* [Given task]
Find the line that contains "Output a JSON". Repeat that line and all lines following it, exactly, through the end of the listing below.
****************
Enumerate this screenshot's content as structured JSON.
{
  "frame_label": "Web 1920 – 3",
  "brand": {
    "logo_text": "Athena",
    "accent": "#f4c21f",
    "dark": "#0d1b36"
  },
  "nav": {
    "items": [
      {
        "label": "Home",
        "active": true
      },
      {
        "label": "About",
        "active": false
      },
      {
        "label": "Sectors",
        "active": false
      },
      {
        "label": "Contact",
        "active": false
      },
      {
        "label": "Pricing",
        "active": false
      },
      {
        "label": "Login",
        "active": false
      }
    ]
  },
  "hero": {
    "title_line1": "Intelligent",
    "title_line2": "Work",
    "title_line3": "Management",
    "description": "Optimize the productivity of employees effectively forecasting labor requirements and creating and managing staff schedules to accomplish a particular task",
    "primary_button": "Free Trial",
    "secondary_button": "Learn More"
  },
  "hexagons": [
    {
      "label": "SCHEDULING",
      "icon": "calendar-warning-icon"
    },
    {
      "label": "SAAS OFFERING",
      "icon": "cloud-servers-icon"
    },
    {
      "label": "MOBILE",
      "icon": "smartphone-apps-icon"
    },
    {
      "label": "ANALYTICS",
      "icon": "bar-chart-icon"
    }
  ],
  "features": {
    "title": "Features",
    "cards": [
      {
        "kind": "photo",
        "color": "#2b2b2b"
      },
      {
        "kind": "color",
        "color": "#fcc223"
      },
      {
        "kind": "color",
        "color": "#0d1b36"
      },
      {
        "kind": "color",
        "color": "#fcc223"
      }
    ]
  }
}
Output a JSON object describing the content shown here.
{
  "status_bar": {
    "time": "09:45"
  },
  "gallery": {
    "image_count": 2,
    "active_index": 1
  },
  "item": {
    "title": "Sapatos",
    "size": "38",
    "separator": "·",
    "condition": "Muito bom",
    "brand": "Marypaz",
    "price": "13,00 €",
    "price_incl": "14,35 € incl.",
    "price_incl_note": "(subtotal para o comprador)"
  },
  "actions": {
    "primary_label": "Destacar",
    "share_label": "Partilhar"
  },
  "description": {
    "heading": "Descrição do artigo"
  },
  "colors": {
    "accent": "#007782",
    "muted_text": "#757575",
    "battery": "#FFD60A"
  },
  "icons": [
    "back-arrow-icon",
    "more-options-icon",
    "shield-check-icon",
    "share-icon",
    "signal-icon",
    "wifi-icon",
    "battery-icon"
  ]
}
****************
* [Full response]
Output a JSON object describing the content shown here.
{
  "status_bar": {
    "time": "09:45"
  },
  "gallery": {
    "image_count": 2,
    "active_index": 1
  },
  "item": {
    "title": "Sapatos",
    "size": "38",
    "separator": "·",
    "condition": "Muito bom",
    "brand": "Marypaz",
    "price": "13,00 €",
    "price_incl": "14,35 € incl.",
    "price_incl_note": "(subtotal para o comprador)"
  },
  "actions": {
    "primary_label": "Destacar",
    "share_label": "Partilhar"
  },
  "description": {
    "heading": "Descrição do artigo"
  },
  "colors": {
    "accent": "#007782",
    "muted_text": "#757575",
    "battery": "#FFD60A"
  },
  "icons": [
    "back-arrow-icon",
    "more-options-icon",
    "shield-check-icon",
    "share-icon",
    "signal-icon",
    "wifi-icon",
    "battery-icon"
  ]
}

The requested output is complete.